**** Extracted material

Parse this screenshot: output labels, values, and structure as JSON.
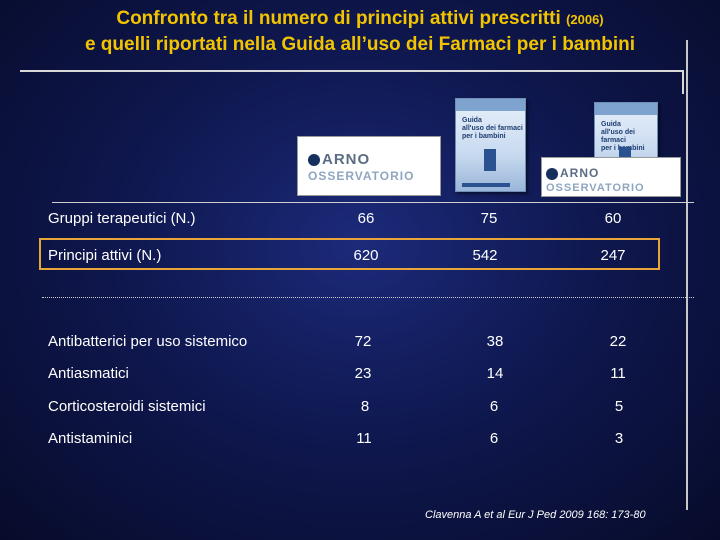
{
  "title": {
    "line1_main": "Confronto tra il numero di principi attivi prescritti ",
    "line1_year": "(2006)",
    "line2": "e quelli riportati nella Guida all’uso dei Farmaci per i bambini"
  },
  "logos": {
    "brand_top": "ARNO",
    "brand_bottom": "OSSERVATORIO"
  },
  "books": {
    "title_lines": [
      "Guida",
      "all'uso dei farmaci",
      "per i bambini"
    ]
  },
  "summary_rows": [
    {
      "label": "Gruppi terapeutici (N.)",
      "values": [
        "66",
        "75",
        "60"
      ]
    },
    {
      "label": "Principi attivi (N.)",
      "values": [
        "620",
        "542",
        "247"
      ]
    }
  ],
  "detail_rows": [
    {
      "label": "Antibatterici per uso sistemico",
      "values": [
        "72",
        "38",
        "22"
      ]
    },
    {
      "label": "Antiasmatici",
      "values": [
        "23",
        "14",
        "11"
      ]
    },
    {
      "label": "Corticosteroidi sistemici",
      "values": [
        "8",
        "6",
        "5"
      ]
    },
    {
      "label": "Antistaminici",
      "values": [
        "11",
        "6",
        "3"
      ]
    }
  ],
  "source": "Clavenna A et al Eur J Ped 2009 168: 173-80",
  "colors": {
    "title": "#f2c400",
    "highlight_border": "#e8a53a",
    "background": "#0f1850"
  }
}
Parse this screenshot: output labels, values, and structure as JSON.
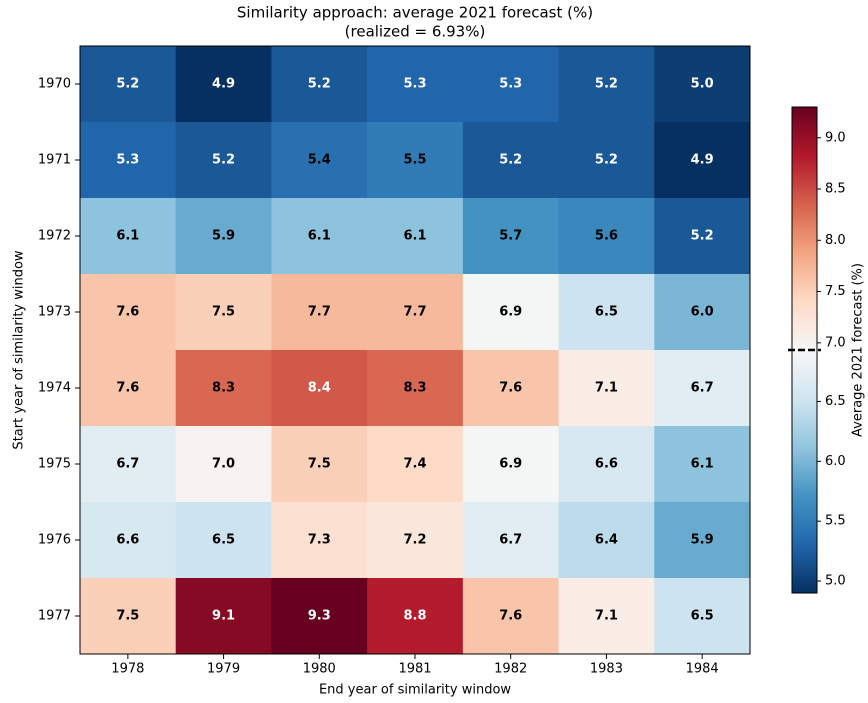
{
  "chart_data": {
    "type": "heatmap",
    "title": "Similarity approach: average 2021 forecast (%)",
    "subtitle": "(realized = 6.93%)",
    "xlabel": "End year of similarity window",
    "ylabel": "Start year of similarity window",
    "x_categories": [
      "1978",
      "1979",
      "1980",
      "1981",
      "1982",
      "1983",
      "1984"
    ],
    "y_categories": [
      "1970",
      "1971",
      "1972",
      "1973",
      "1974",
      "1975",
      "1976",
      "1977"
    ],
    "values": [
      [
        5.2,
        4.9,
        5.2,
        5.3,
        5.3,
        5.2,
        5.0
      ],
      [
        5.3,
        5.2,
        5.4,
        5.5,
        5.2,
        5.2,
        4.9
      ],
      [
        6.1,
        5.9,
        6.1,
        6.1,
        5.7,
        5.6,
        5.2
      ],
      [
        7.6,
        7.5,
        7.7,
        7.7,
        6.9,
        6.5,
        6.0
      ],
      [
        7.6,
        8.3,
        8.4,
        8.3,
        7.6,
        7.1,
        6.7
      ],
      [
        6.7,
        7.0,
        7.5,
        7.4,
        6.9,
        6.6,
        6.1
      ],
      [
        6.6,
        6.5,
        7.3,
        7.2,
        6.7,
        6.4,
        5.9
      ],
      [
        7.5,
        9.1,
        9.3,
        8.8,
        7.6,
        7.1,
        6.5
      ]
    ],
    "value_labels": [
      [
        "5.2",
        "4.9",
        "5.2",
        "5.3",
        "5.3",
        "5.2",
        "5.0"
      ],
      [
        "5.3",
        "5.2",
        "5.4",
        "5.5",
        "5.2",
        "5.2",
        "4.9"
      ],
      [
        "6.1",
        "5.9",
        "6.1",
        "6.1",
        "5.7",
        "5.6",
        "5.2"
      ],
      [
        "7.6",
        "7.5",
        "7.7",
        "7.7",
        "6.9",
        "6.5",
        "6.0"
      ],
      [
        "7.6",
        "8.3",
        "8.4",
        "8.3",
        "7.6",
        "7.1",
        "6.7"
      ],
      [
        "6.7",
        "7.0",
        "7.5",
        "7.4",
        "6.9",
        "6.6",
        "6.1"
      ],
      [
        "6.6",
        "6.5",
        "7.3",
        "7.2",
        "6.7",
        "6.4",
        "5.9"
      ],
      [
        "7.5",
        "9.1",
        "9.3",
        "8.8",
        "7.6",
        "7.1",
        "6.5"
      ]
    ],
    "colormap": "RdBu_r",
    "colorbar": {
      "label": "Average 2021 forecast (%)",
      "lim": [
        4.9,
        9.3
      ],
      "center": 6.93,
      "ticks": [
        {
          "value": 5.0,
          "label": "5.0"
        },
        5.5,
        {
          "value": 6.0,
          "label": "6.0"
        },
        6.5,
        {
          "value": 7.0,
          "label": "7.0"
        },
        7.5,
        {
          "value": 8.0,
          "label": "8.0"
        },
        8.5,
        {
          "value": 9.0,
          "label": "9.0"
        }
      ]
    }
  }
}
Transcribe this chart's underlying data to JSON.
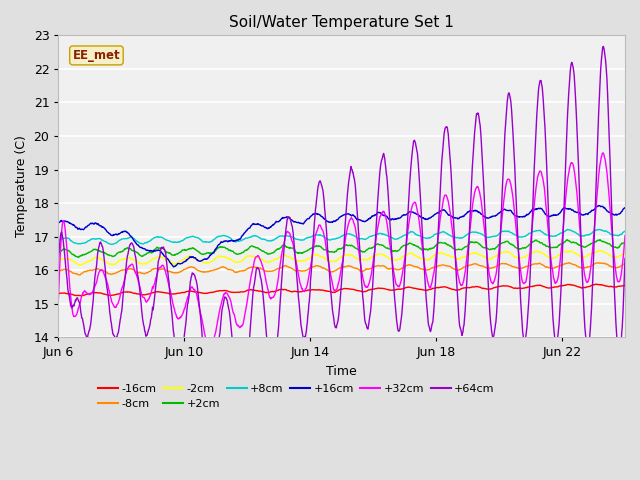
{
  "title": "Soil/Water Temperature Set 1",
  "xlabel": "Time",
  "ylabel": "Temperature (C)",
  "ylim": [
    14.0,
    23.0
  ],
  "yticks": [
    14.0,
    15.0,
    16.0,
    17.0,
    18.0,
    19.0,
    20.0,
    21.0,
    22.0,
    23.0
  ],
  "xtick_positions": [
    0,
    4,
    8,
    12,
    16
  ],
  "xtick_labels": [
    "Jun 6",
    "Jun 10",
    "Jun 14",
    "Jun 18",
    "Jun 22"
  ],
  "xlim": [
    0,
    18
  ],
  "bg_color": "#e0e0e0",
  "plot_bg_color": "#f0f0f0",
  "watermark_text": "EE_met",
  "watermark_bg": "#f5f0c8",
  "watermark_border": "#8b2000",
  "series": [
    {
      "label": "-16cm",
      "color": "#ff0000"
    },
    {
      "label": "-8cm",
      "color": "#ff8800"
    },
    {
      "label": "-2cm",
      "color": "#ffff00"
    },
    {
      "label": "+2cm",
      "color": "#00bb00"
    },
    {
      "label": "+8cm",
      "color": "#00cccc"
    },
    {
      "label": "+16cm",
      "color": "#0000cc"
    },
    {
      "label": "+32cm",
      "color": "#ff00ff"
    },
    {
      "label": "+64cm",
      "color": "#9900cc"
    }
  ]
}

********
**** Extracted material

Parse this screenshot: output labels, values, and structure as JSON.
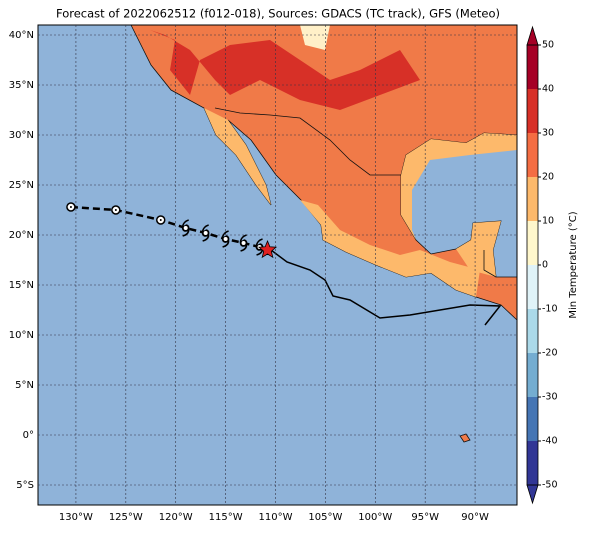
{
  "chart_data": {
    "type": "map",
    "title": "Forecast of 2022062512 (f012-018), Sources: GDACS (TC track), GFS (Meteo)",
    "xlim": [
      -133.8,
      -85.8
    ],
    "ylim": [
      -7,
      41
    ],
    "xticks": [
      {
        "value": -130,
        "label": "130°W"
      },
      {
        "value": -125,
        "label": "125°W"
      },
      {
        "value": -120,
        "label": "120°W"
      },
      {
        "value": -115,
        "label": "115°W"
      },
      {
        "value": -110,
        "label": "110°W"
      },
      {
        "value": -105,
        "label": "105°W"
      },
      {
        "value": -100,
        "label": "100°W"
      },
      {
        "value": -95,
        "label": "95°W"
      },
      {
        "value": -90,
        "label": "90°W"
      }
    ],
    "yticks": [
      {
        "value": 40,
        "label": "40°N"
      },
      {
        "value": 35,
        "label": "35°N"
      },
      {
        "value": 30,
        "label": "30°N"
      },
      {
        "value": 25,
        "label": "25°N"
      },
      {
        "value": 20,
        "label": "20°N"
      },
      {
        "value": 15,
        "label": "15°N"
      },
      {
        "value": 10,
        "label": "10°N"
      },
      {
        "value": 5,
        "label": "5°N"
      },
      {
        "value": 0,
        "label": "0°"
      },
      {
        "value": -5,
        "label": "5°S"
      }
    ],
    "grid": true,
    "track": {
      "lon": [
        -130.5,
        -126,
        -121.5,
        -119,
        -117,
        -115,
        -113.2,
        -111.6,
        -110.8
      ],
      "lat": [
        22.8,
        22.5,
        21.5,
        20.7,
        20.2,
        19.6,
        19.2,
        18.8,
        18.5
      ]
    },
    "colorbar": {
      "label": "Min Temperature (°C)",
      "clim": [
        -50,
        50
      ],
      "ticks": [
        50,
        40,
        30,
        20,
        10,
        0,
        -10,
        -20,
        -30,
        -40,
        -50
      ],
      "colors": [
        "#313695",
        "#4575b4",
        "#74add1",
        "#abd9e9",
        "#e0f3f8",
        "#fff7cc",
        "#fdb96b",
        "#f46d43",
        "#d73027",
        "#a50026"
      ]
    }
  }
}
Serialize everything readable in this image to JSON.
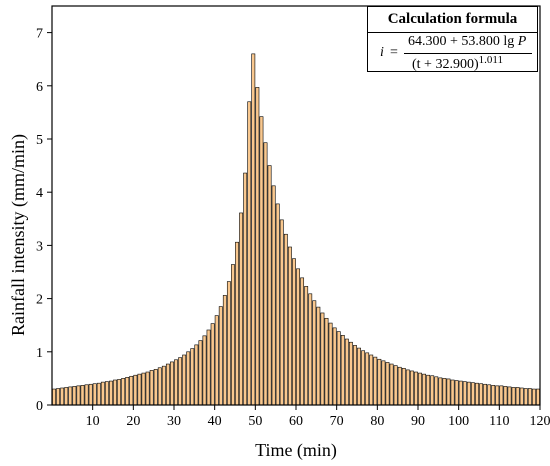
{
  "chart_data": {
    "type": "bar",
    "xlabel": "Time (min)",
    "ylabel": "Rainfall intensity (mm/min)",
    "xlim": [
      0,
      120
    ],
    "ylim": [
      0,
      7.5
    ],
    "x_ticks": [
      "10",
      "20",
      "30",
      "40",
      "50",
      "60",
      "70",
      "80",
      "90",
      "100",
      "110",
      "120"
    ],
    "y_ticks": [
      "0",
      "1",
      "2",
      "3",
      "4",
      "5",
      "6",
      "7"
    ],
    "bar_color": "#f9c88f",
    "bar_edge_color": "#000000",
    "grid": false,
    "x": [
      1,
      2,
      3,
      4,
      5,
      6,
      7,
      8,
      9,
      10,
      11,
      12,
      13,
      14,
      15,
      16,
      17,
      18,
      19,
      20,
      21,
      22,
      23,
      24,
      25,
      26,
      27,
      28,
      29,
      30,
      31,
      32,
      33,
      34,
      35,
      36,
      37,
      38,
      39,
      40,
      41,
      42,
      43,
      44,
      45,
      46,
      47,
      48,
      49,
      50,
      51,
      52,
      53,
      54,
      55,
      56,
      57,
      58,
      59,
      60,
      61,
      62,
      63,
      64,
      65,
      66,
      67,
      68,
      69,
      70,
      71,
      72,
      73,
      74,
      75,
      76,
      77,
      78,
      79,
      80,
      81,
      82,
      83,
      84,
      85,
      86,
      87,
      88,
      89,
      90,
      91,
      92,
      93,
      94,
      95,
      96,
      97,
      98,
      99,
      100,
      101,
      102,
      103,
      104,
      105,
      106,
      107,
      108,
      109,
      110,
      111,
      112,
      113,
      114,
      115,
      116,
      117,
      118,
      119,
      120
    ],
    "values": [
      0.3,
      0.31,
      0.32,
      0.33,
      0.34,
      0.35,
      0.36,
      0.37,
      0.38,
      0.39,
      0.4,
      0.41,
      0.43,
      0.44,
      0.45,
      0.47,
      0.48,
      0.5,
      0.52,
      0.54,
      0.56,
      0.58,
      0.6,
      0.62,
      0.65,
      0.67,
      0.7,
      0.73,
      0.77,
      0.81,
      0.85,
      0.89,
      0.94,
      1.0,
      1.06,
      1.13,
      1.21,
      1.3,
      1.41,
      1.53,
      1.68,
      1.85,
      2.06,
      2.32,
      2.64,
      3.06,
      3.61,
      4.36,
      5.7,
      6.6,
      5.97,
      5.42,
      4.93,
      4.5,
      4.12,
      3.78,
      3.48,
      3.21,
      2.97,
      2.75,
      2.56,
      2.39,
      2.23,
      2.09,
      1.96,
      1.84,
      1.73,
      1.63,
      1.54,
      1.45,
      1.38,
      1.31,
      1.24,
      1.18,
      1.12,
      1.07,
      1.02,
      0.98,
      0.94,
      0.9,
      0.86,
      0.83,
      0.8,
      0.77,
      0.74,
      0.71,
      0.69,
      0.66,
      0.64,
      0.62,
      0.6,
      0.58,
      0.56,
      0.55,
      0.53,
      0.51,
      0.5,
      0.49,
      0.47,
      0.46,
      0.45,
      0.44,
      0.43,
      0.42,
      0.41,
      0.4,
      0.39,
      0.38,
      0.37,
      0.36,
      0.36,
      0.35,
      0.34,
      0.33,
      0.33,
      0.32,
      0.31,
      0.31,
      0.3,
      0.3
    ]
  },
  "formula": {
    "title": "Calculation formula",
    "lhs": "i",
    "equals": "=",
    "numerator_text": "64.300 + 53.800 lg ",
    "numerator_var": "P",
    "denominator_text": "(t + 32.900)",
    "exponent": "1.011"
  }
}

********
**** Extracted material

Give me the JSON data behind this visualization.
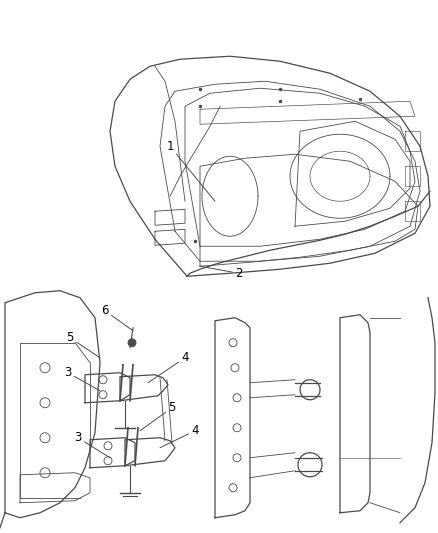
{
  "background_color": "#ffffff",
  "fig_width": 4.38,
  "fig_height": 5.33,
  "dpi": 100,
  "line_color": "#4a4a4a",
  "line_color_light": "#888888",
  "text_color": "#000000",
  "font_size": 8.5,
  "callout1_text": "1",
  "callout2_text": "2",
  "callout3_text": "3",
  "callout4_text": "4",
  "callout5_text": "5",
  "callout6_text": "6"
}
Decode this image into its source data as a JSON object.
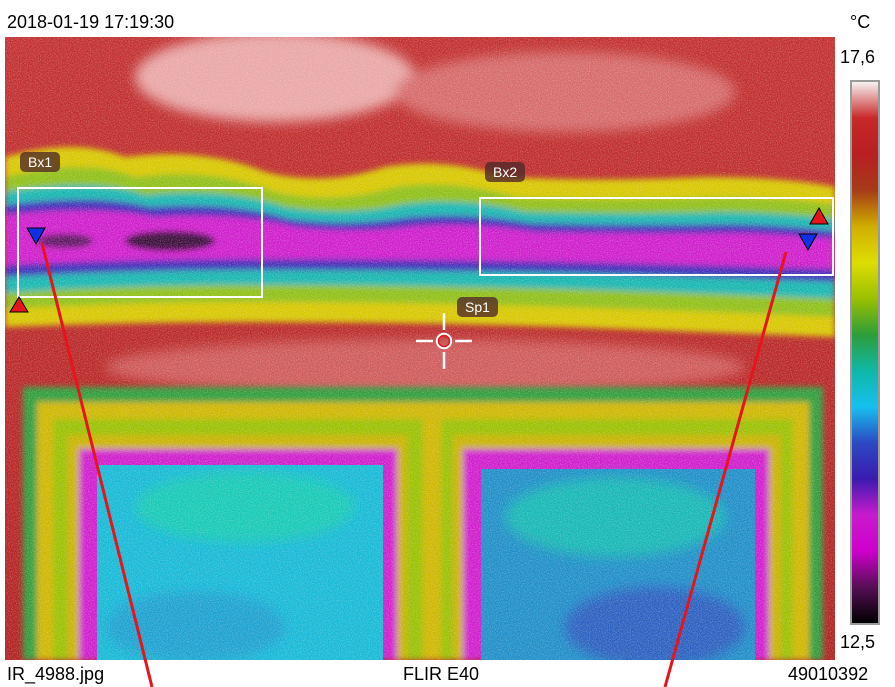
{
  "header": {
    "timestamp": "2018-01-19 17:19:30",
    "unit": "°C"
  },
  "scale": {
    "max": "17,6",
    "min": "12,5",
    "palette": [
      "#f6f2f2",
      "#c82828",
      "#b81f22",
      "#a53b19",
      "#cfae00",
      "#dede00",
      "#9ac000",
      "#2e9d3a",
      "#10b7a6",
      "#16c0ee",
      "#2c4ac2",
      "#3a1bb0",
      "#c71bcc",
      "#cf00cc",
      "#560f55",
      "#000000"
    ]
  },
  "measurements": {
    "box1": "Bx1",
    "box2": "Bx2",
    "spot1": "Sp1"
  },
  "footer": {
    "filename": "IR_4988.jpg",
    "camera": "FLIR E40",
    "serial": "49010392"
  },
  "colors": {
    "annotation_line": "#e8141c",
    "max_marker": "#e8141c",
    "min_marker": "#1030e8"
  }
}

********

Given problem
Filter the records above for "Temperature" and copy every matching line.

Problem solution
  "title": "Soil/Water Temperature Set 1",
  "ylabel": "Temperature (C)",
      "label": "Min Temperature (°C)",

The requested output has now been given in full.